### What you are asked to do
Isolate every line in the data with the string "keywords" and copy it.

### Excerpted data
--- begin ---
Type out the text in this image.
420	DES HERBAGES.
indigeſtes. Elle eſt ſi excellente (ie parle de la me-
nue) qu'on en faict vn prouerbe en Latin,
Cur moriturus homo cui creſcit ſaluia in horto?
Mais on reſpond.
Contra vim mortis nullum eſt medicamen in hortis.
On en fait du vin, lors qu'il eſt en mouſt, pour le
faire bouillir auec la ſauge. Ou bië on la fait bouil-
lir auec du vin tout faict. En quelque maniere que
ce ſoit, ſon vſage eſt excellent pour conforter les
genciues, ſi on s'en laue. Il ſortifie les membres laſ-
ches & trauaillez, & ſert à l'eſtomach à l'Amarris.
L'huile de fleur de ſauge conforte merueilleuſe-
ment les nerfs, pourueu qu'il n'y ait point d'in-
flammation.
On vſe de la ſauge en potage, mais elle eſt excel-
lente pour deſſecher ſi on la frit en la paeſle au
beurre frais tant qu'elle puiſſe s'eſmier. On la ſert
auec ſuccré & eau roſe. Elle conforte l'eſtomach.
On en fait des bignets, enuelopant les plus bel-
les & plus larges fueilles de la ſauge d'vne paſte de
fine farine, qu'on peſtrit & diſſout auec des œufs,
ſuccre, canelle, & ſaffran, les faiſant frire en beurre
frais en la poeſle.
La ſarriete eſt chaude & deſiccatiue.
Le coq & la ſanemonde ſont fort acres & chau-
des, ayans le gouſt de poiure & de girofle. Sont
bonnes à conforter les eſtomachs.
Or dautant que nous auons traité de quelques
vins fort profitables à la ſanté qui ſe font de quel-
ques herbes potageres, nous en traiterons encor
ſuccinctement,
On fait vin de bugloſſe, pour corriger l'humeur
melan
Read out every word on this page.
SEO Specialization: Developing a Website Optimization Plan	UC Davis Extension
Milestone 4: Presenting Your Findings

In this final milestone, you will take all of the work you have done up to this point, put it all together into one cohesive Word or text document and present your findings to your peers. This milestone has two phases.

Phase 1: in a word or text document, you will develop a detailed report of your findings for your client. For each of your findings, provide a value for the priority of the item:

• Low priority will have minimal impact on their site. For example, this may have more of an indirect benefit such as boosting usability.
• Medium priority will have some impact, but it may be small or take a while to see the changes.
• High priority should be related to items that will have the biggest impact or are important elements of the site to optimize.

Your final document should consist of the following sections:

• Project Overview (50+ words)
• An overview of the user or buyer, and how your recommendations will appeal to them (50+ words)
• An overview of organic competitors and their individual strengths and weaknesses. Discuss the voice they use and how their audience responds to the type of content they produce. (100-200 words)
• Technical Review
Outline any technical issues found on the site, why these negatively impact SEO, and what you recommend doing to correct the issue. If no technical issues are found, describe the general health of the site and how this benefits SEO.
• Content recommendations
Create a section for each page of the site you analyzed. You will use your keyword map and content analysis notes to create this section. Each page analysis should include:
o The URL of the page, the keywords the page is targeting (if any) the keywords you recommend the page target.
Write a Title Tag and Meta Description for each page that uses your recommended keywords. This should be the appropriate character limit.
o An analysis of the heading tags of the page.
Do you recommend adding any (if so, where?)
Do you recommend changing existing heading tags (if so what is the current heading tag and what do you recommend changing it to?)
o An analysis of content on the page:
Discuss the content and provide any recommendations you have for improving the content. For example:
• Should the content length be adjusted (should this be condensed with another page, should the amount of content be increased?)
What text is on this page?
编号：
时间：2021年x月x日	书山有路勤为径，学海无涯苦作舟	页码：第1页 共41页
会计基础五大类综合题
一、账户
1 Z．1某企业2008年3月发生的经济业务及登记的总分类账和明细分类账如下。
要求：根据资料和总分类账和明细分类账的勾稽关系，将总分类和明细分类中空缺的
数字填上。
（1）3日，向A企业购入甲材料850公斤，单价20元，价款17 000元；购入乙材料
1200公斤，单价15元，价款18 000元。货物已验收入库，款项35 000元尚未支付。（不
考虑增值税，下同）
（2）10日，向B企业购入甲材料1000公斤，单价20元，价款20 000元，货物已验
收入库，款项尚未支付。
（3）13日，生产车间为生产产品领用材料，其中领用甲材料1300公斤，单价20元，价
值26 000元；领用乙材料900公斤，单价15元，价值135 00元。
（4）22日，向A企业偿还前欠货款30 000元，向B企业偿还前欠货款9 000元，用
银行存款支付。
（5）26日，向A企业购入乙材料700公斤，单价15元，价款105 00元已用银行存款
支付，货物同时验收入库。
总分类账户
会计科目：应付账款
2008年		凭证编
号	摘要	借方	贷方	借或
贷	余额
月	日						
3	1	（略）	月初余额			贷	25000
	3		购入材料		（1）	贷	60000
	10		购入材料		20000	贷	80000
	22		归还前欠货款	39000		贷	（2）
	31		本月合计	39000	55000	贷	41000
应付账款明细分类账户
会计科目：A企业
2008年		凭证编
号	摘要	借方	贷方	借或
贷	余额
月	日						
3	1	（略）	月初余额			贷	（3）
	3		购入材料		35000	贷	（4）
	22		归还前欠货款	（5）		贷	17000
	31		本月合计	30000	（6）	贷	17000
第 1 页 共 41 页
--- end ---
### Response to this task
o The URL of the page, the keywords the page is targeting (if any) the keywords you recommend the page target.
Write a Title Tag and Meta Description for each page that uses your recommended keywords. This should be the appropriate character limit.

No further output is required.